> WHAT TO WORK ON:
Will you quote all of the entries, word for word?

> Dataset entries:
○ ○ ○ ○ ○

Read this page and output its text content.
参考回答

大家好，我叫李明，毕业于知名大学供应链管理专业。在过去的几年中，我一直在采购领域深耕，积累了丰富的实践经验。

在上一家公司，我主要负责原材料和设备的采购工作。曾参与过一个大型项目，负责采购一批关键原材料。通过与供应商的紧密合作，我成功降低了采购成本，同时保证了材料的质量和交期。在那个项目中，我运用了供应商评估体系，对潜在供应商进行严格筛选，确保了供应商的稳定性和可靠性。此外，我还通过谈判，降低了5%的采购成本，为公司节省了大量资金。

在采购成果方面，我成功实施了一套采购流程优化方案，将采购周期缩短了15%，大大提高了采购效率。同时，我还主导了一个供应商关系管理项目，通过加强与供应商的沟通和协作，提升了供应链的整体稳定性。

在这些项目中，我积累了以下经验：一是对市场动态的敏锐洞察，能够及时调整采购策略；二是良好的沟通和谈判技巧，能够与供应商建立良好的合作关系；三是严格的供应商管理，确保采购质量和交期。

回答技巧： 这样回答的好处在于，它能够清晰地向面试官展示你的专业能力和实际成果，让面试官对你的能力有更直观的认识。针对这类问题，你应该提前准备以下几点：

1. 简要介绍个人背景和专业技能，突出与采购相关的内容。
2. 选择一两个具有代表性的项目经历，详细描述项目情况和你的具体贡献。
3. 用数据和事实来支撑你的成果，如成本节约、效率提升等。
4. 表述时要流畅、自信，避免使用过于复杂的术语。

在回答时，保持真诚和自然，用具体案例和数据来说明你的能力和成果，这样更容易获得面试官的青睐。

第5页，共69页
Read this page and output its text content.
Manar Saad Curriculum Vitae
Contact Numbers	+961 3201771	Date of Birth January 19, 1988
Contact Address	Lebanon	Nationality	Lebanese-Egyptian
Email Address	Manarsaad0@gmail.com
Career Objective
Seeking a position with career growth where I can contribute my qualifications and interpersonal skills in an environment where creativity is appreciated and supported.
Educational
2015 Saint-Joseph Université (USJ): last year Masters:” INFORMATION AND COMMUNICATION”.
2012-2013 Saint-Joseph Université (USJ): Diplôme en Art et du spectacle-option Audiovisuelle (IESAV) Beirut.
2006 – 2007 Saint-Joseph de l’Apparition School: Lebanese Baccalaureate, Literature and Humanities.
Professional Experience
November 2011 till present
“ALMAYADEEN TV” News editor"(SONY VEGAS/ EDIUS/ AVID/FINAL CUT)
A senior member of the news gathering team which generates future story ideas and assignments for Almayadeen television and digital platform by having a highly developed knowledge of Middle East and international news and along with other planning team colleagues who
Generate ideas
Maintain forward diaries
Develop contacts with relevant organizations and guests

○ ○ ○ ○ ○

> SOLUTION TO THIS PROBLEM:
Read this page and output its text content.
参考回答

大家好，我叫李明，毕业于知名大学供应链管理专业。在过去的几年中，我一直在采购领域深耕，积累了丰富的实践经验。

在上一家公司，我主要负责原材料和设备的采购工作。曾参与过一个大型项目，负责采购一批关键原材料。通过与供应商的紧密合作，我成功降低了采购成本，同时保证了材料的质量和交期。在那个项目中，我运用了供应商评估体系，对潜在供应商进行严格筛选，确保了供应商的稳定性和可靠性。此外，我还通过谈判，降低了5%的采购成本，为公司节省了大量资金。

在采购成果方面，我成功实施了一套采购流程优化方案，将采购周期缩短了15%，大大提高了采购效率。同时，我还主导了一个供应商关系管理项目，通过加强与供应商的沟通和协作，提升了供应链的整体稳定性。

在这些项目中，我积累了以下经验：一是对市场动态的敏锐洞察，能够及时调整采购策略；二是良好的沟通和谈判技巧，能够与供应商建立良好的合作关系；三是严格的供应商管理，确保采购质量和交期。

回答技巧： 这样回答的好处在于，它能够清晰地向面试官展示你的专业能力和实际成果，让面试官对你的能力有更直观的认识。针对这类问题，你应该提前准备以下几点：

1. 简要介绍个人背景和专业技能，突出与采购相关的内容。
2. 选择一两个具有代表性的项目经历，详细描述项目情况和你的具体贡献。
3. 用数据和事实来支撑你的成果，如成本节约、效率提升等。
4. 表述时要流畅、自信，避免使用过于复杂的术语。

在回答时，保持真诚和自然，用具体案例和数据来说明你的能力和成果，这样更容易获得面试官的青睐。

第5页，共69页
Read this page and output its text content.
Manar Saad Curriculum Vitae
Contact Numbers	+961 3201771	Date of Birth January 19, 1988
Contact Address	Lebanon	Nationality	Lebanese-Egyptian
Email Address	Manarsaad0@gmail.com
Career Objective
Seeking a position with career growth where I can contribute my qualifications and interpersonal skills in an environment where creativity is appreciated and supported.
Educational
2015 Saint-Joseph Université (USJ): last year Masters:” INFORMATION AND COMMUNICATION”.
2012-2013 Saint-Joseph Université (USJ): Diplôme en Art et du spectacle-option Audiovisuelle (IESAV) Beirut.
2006 – 2007 Saint-Joseph de l’Apparition School: Lebanese Baccalaureate, Literature and Humanities.
Professional Experience
November 2011 till present
“ALMAYADEEN TV” News editor"(SONY VEGAS/ EDIUS/ AVID/FINAL CUT)
A senior member of the news gathering team which generates future story ideas and assignments for Almayadeen television and digital platform by having a highly developed knowledge of Middle East and international news and along with other planning team colleagues who
Generate ideas
Maintain forward diaries
Develop contacts with relevant organizations and guests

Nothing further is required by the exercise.